-- begin Recorded data --

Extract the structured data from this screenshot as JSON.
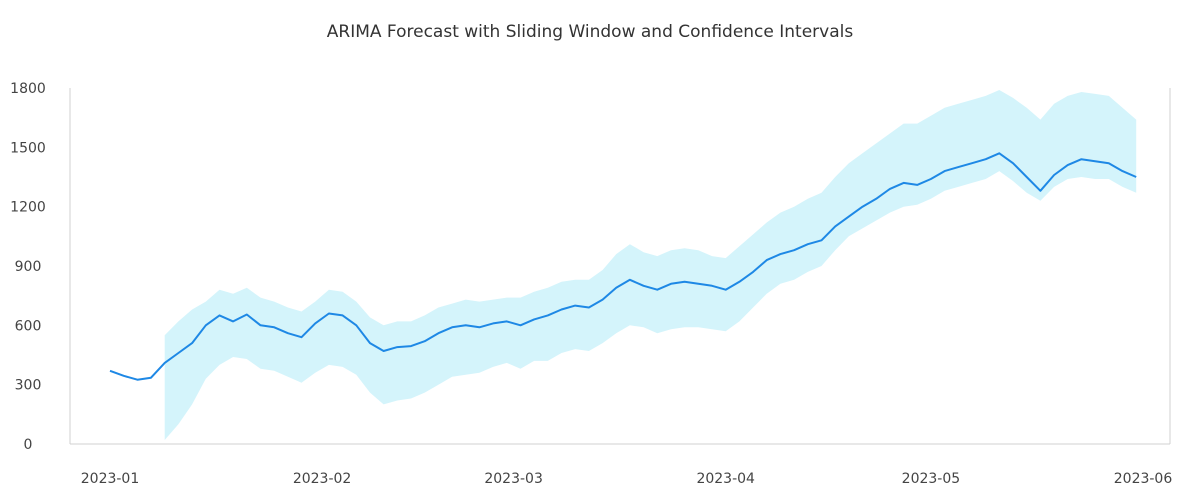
{
  "chart_data": {
    "type": "line",
    "title": "ARIMA Forecast with Sliding Window and Confidence Intervals",
    "xlabel": "",
    "ylabel": "",
    "x_range": [
      "2023-01-01",
      "2023-06-01"
    ],
    "ylim": [
      0,
      1800
    ],
    "yticks": [
      0,
      300,
      600,
      900,
      1200,
      1500,
      1800
    ],
    "xticks": [
      "2023-01",
      "2023-02",
      "2023-03",
      "2023-04",
      "2023-05",
      "2023-06"
    ],
    "grid": false,
    "legend": "none",
    "colors": {
      "forecast": "#1e88e5",
      "confidence": "#d4f4fb",
      "axis": "#d0d0d0"
    },
    "series": [
      {
        "x": [
          "2023-01-01",
          "2023-01-03",
          "2023-01-05",
          "2023-01-07",
          "2023-01-09",
          "2023-01-11",
          "2023-01-13",
          "2023-01-15",
          "2023-01-17",
          "2023-01-19",
          "2023-01-21",
          "2023-01-23",
          "2023-01-25",
          "2023-01-27",
          "2023-01-29",
          "2023-01-31",
          "2023-02-02",
          "2023-02-04",
          "2023-02-06",
          "2023-02-08",
          "2023-02-10",
          "2023-02-12",
          "2023-02-14",
          "2023-02-16",
          "2023-02-18",
          "2023-02-20",
          "2023-02-22",
          "2023-02-24",
          "2023-02-26",
          "2023-02-28",
          "2023-03-02",
          "2023-03-04",
          "2023-03-06",
          "2023-03-08",
          "2023-03-10",
          "2023-03-12",
          "2023-03-14",
          "2023-03-16",
          "2023-03-18",
          "2023-03-20",
          "2023-03-22",
          "2023-03-24",
          "2023-03-26",
          "2023-03-28",
          "2023-03-30",
          "2023-04-01",
          "2023-04-03",
          "2023-04-05",
          "2023-04-07",
          "2023-04-09",
          "2023-04-11",
          "2023-04-13",
          "2023-04-15",
          "2023-04-17",
          "2023-04-19",
          "2023-04-21",
          "2023-04-23",
          "2023-04-25",
          "2023-04-27",
          "2023-04-29",
          "2023-05-01",
          "2023-05-03",
          "2023-05-05",
          "2023-05-07",
          "2023-05-09",
          "2023-05-11",
          "2023-05-13",
          "2023-05-15",
          "2023-05-17",
          "2023-05-19",
          "2023-05-21",
          "2023-05-23",
          "2023-05-25",
          "2023-05-27",
          "2023-05-29",
          "2023-05-31"
        ],
        "values": [
          370,
          345,
          325,
          335,
          410,
          460,
          510,
          600,
          650,
          620,
          655,
          600,
          590,
          560,
          540,
          610,
          660,
          650,
          600,
          510,
          470,
          490,
          495,
          520,
          560,
          590,
          600,
          590,
          610,
          620,
          600,
          630,
          650,
          680,
          700,
          690,
          730,
          790,
          830,
          800,
          780,
          810,
          820,
          810,
          800,
          780,
          820,
          870,
          930,
          960,
          980,
          1010,
          1030,
          1100,
          1150,
          1200,
          1240,
          1290,
          1320,
          1310,
          1340,
          1380,
          1400,
          1420,
          1440,
          1470,
          1420,
          1350,
          1280,
          1360,
          1410,
          1440,
          1430,
          1420,
          1380,
          1350
        ]
      }
    ],
    "confidence_interval": {
      "start": "2023-01-09",
      "x": [
        "2023-01-09",
        "2023-01-11",
        "2023-01-13",
        "2023-01-15",
        "2023-01-17",
        "2023-01-19",
        "2023-01-21",
        "2023-01-23",
        "2023-01-25",
        "2023-01-27",
        "2023-01-29",
        "2023-01-31",
        "2023-02-02",
        "2023-02-04",
        "2023-02-06",
        "2023-02-08",
        "2023-02-10",
        "2023-02-12",
        "2023-02-14",
        "2023-02-16",
        "2023-02-18",
        "2023-02-20",
        "2023-02-22",
        "2023-02-24",
        "2023-02-26",
        "2023-02-28",
        "2023-03-02",
        "2023-03-04",
        "2023-03-06",
        "2023-03-08",
        "2023-03-10",
        "2023-03-12",
        "2023-03-14",
        "2023-03-16",
        "2023-03-18",
        "2023-03-20",
        "2023-03-22",
        "2023-03-24",
        "2023-03-26",
        "2023-03-28",
        "2023-03-30",
        "2023-04-01",
        "2023-04-03",
        "2023-04-05",
        "2023-04-07",
        "2023-04-09",
        "2023-04-11",
        "2023-04-13",
        "2023-04-15",
        "2023-04-17",
        "2023-04-19",
        "2023-04-21",
        "2023-04-23",
        "2023-04-25",
        "2023-04-27",
        "2023-04-29",
        "2023-05-01",
        "2023-05-03",
        "2023-05-05",
        "2023-05-07",
        "2023-05-09",
        "2023-05-11",
        "2023-05-13",
        "2023-05-15",
        "2023-05-17",
        "2023-05-19",
        "2023-05-21",
        "2023-05-23",
        "2023-05-25",
        "2023-05-27",
        "2023-05-29",
        "2023-05-31"
      ],
      "upper": [
        550,
        620,
        680,
        720,
        780,
        760,
        790,
        740,
        720,
        690,
        670,
        720,
        780,
        770,
        720,
        640,
        600,
        620,
        620,
        650,
        690,
        710,
        730,
        720,
        730,
        740,
        740,
        770,
        790,
        820,
        830,
        830,
        880,
        960,
        1010,
        970,
        950,
        980,
        990,
        980,
        950,
        940,
        1000,
        1060,
        1120,
        1170,
        1200,
        1240,
        1270,
        1350,
        1420,
        1470,
        1520,
        1570,
        1620,
        1620,
        1660,
        1700,
        1720,
        1740,
        1760,
        1790,
        1750,
        1700,
        1640,
        1720,
        1760,
        1780,
        1770,
        1760,
        1700,
        1640
      ],
      "lower": [
        20,
        100,
        200,
        330,
        400,
        440,
        430,
        380,
        370,
        340,
        310,
        360,
        400,
        390,
        350,
        260,
        200,
        220,
        230,
        260,
        300,
        340,
        350,
        360,
        390,
        410,
        380,
        420,
        420,
        460,
        480,
        470,
        510,
        560,
        600,
        590,
        560,
        580,
        590,
        590,
        580,
        570,
        620,
        690,
        760,
        810,
        830,
        870,
        900,
        980,
        1050,
        1090,
        1130,
        1170,
        1200,
        1210,
        1240,
        1280,
        1300,
        1320,
        1340,
        1380,
        1330,
        1270,
        1230,
        1300,
        1340,
        1350,
        1340,
        1340,
        1300,
        1270
      ]
    }
  }
}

-- end Recorded data --

Instruction> Transcribe the full listing above exactly, with the images removed.

Solved exercise>
Extract the structured data from this screenshot as JSON.
{
  "chart_data": {
    "type": "line",
    "title": "ARIMA Forecast with Sliding Window and Confidence Intervals",
    "xlabel": "",
    "ylabel": "",
    "x_range": [
      "2023-01-01",
      "2023-06-01"
    ],
    "ylim": [
      0,
      1800
    ],
    "yticks": [
      0,
      300,
      600,
      900,
      1200,
      1500,
      1800
    ],
    "xticks": [
      "2023-01",
      "2023-02",
      "2023-03",
      "2023-04",
      "2023-05",
      "2023-06"
    ],
    "grid": false,
    "legend": "none",
    "colors": {
      "forecast": "#1e88e5",
      "confidence": "#d4f4fb",
      "axis": "#d0d0d0"
    },
    "series": [
      {
        "x": [
          "2023-01-01",
          "2023-01-03",
          "2023-01-05",
          "2023-01-07",
          "2023-01-09",
          "2023-01-11",
          "2023-01-13",
          "2023-01-15",
          "2023-01-17",
          "2023-01-19",
          "2023-01-21",
          "2023-01-23",
          "2023-01-25",
          "2023-01-27",
          "2023-01-29",
          "2023-01-31",
          "2023-02-02",
          "2023-02-04",
          "2023-02-06",
          "2023-02-08",
          "2023-02-10",
          "2023-02-12",
          "2023-02-14",
          "2023-02-16",
          "2023-02-18",
          "2023-02-20",
          "2023-02-22",
          "2023-02-24",
          "2023-02-26",
          "2023-02-28",
          "2023-03-02",
          "2023-03-04",
          "2023-03-06",
          "2023-03-08",
          "2023-03-10",
          "2023-03-12",
          "2023-03-14",
          "2023-03-16",
          "2023-03-18",
          "2023-03-20",
          "2023-03-22",
          "2023-03-24",
          "2023-03-26",
          "2023-03-28",
          "2023-03-30",
          "2023-04-01",
          "2023-04-03",
          "2023-04-05",
          "2023-04-07",
          "2023-04-09",
          "2023-04-11",
          "2023-04-13",
          "2023-04-15",
          "2023-04-17",
          "2023-04-19",
          "2023-04-21",
          "2023-04-23",
          "2023-04-25",
          "2023-04-27",
          "2023-04-29",
          "2023-05-01",
          "2023-05-03",
          "2023-05-05",
          "2023-05-07",
          "2023-05-09",
          "2023-05-11",
          "2023-05-13",
          "2023-05-15",
          "2023-05-17",
          "2023-05-19",
          "2023-05-21",
          "2023-05-23",
          "2023-05-25",
          "2023-05-27",
          "2023-05-29",
          "2023-05-31"
        ],
        "values": [
          370,
          345,
          325,
          335,
          410,
          460,
          510,
          600,
          650,
          620,
          655,
          600,
          590,
          560,
          540,
          610,
          660,
          650,
          600,
          510,
          470,
          490,
          495,
          520,
          560,
          590,
          600,
          590,
          610,
          620,
          600,
          630,
          650,
          680,
          700,
          690,
          730,
          790,
          830,
          800,
          780,
          810,
          820,
          810,
          800,
          780,
          820,
          870,
          930,
          960,
          980,
          1010,
          1030,
          1100,
          1150,
          1200,
          1240,
          1290,
          1320,
          1310,
          1340,
          1380,
          1400,
          1420,
          1440,
          1470,
          1420,
          1350,
          1280,
          1360,
          1410,
          1440,
          1430,
          1420,
          1380,
          1350
        ]
      }
    ],
    "confidence_interval": {
      "start": "2023-01-09",
      "x": [
        "2023-01-09",
        "2023-01-11",
        "2023-01-13",
        "2023-01-15",
        "2023-01-17",
        "2023-01-19",
        "2023-01-21",
        "2023-01-23",
        "2023-01-25",
        "2023-01-27",
        "2023-01-29",
        "2023-01-31",
        "2023-02-02",
        "2023-02-04",
        "2023-02-06",
        "2023-02-08",
        "2023-02-10",
        "2023-02-12",
        "2023-02-14",
        "2023-02-16",
        "2023-02-18",
        "2023-02-20",
        "2023-02-22",
        "2023-02-24",
        "2023-02-26",
        "2023-02-28",
        "2023-03-02",
        "2023-03-04",
        "2023-03-06",
        "2023-03-08",
        "2023-03-10",
        "2023-03-12",
        "2023-03-14",
        "2023-03-16",
        "2023-03-18",
        "2023-03-20",
        "2023-03-22",
        "2023-03-24",
        "2023-03-26",
        "2023-03-28",
        "2023-03-30",
        "2023-04-01",
        "2023-04-03",
        "2023-04-05",
        "2023-04-07",
        "2023-04-09",
        "2023-04-11",
        "2023-04-13",
        "2023-04-15",
        "2023-04-17",
        "2023-04-19",
        "2023-04-21",
        "2023-04-23",
        "2023-04-25",
        "2023-04-27",
        "2023-04-29",
        "2023-05-01",
        "2023-05-03",
        "2023-05-05",
        "2023-05-07",
        "2023-05-09",
        "2023-05-11",
        "2023-05-13",
        "2023-05-15",
        "2023-05-17",
        "2023-05-19",
        "2023-05-21",
        "2023-05-23",
        "2023-05-25",
        "2023-05-27",
        "2023-05-29",
        "2023-05-31"
      ],
      "upper": [
        550,
        620,
        680,
        720,
        780,
        760,
        790,
        740,
        720,
        690,
        670,
        720,
        780,
        770,
        720,
        640,
        600,
        620,
        620,
        650,
        690,
        710,
        730,
        720,
        730,
        740,
        740,
        770,
        790,
        820,
        830,
        830,
        880,
        960,
        1010,
        970,
        950,
        980,
        990,
        980,
        950,
        940,
        1000,
        1060,
        1120,
        1170,
        1200,
        1240,
        1270,
        1350,
        1420,
        1470,
        1520,
        1570,
        1620,
        1620,
        1660,
        1700,
        1720,
        1740,
        1760,
        1790,
        1750,
        1700,
        1640,
        1720,
        1760,
        1780,
        1770,
        1760,
        1700,
        1640
      ],
      "lower": [
        20,
        100,
        200,
        330,
        400,
        440,
        430,
        380,
        370,
        340,
        310,
        360,
        400,
        390,
        350,
        260,
        200,
        220,
        230,
        260,
        300,
        340,
        350,
        360,
        390,
        410,
        380,
        420,
        420,
        460,
        480,
        470,
        510,
        560,
        600,
        590,
        560,
        580,
        590,
        590,
        580,
        570,
        620,
        690,
        760,
        810,
        830,
        870,
        900,
        980,
        1050,
        1090,
        1130,
        1170,
        1200,
        1210,
        1240,
        1280,
        1300,
        1320,
        1340,
        1380,
        1330,
        1270,
        1230,
        1300,
        1340,
        1350,
        1340,
        1340,
        1300,
        1270
      ]
    }
  }
}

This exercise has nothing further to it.